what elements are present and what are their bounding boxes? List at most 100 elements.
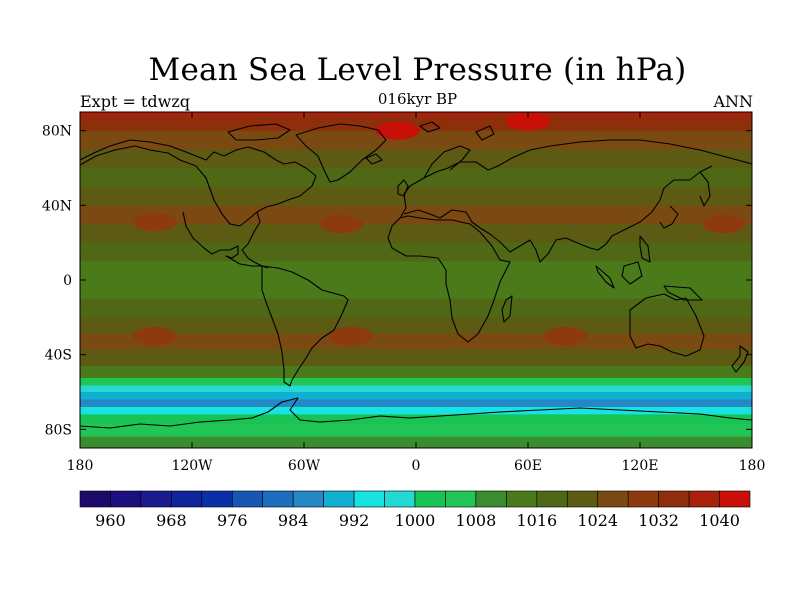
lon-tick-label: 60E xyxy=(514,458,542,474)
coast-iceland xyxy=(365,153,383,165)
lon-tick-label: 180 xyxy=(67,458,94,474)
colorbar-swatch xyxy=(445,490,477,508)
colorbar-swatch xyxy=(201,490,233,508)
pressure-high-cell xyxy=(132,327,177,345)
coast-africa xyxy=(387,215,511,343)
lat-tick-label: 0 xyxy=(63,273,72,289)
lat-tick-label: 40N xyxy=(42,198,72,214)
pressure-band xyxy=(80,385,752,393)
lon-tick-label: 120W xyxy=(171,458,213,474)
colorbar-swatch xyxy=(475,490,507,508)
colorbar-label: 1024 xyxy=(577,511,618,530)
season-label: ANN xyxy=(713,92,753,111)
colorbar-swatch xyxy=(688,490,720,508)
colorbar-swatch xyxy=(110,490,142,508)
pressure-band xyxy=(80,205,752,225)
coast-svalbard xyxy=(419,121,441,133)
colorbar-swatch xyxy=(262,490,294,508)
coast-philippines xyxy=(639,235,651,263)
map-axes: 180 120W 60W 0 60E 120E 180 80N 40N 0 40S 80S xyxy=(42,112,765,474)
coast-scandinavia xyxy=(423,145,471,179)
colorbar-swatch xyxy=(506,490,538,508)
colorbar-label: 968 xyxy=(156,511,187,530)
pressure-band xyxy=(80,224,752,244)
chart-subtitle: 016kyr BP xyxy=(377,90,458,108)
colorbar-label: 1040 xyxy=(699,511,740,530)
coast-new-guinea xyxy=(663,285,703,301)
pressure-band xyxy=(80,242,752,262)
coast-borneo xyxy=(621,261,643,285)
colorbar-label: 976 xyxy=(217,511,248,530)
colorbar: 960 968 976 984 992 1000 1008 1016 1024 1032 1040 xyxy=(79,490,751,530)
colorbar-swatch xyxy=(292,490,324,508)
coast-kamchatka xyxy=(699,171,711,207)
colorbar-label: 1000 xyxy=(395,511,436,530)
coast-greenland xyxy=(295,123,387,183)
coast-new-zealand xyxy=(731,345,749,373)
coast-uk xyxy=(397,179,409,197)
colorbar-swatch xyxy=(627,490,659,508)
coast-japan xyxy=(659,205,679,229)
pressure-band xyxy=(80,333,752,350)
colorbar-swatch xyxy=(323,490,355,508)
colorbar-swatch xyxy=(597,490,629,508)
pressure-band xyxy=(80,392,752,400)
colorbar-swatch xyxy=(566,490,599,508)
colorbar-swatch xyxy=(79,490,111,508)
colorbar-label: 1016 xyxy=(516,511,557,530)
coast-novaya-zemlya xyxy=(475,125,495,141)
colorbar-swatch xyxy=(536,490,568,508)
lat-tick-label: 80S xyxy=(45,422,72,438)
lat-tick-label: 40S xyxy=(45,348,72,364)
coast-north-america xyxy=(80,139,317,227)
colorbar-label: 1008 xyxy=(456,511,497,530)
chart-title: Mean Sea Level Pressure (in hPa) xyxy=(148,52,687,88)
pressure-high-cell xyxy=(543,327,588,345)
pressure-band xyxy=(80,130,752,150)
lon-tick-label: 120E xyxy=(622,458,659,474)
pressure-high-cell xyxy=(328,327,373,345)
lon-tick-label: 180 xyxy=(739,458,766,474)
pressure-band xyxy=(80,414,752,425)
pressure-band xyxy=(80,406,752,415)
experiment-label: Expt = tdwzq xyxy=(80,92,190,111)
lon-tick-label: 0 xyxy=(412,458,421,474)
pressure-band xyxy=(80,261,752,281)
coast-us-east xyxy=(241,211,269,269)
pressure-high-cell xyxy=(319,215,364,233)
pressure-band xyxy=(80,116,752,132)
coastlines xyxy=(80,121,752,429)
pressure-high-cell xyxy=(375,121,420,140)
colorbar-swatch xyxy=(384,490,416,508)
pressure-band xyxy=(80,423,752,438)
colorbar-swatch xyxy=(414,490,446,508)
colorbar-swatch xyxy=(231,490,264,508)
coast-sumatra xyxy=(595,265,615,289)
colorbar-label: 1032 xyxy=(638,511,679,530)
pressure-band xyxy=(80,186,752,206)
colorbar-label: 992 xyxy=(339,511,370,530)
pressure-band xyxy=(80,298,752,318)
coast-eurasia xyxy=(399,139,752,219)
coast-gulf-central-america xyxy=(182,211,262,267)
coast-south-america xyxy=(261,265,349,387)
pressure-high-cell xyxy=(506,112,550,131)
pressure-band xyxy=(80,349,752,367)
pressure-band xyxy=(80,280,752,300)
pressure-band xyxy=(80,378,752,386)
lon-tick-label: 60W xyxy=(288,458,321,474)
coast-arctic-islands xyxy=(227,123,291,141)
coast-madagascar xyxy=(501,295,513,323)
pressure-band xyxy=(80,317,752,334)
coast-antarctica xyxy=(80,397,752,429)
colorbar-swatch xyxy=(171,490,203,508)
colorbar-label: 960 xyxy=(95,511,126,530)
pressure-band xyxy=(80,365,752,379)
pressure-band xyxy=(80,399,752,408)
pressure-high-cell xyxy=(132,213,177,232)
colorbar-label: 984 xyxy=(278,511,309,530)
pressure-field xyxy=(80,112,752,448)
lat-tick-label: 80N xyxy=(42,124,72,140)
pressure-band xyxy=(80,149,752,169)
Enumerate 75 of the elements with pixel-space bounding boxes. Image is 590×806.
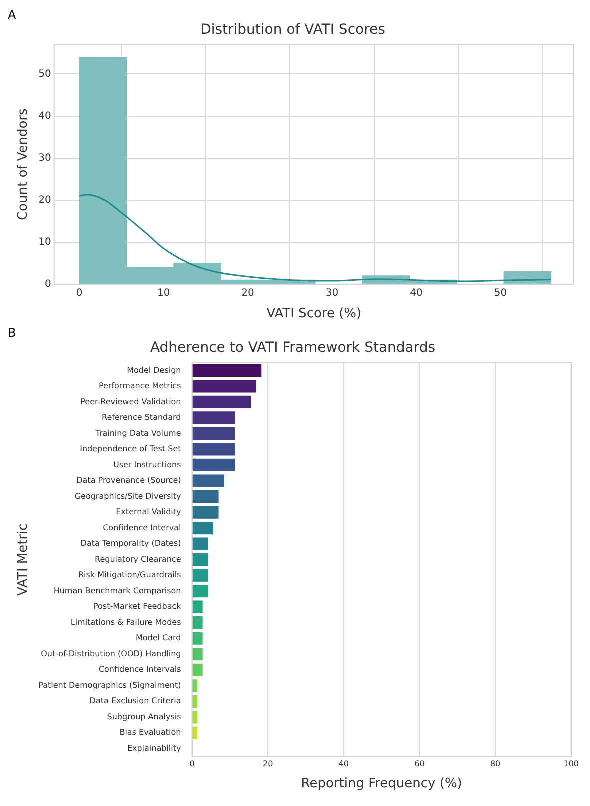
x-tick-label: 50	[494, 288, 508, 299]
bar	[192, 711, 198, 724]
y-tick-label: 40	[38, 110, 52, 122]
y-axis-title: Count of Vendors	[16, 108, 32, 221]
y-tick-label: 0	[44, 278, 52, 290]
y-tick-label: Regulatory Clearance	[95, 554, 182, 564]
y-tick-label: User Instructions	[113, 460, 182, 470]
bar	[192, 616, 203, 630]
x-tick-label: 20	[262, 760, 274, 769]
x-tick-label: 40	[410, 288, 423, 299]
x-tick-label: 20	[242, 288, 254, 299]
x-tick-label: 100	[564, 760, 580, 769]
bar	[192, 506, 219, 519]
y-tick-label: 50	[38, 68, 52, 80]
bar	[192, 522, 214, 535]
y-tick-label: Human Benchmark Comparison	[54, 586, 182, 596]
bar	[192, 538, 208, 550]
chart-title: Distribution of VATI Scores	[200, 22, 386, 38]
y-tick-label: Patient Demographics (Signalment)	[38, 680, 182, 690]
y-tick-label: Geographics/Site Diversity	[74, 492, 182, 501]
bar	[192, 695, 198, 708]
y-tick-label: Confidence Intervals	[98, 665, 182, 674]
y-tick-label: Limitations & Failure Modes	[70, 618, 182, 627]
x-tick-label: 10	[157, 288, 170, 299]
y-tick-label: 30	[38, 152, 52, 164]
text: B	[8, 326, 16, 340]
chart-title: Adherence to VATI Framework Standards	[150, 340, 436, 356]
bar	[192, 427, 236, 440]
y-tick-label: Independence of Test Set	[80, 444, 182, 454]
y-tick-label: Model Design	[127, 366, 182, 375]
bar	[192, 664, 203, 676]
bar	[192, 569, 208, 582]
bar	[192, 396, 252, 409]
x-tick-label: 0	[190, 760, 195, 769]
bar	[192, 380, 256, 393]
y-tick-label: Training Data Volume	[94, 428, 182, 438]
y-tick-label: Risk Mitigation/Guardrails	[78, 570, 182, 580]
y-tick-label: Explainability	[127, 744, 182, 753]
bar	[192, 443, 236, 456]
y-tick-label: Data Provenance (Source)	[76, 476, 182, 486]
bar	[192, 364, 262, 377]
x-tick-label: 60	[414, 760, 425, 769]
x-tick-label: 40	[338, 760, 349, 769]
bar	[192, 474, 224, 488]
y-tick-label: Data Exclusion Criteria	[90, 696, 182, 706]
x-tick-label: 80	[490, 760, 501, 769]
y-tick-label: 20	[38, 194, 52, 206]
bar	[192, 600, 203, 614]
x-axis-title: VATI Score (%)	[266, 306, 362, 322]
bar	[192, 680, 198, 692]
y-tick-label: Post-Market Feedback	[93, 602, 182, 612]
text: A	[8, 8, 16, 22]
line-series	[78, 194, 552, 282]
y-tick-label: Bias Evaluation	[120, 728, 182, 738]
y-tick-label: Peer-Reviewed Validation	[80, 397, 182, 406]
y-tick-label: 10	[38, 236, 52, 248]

### What the task asks
Recast the rows from the line containing "lon-tick-label: 60E xyxy=(514,458,542,474)" through the line containing "pressure-band xyxy=(80,385,752,393)", both included, as a JSON list of strings with one string per line and blank lines omitted.

### Expected output
[
  "lon-tick-label: 60E xyxy=(514,458,542,474)",
  "coast-iceland xyxy=(365,153,383,165)",
  "lon-tick-label: 180 xyxy=(67,458,94,474)",
  "colorbar-swatch xyxy=(445,490,477,508)",
  "colorbar-swatch xyxy=(201,490,233,508)",
  "pressure-high-cell xyxy=(132,327,177,345)",
  "coast-africa xyxy=(387,215,511,343)",
  "lat-tick-label: 0 xyxy=(63,273,72,289)",
  "lat-tick-label: 40N xyxy=(42,198,72,214)",
  "pressure-band xyxy=(80,385,752,393)"
]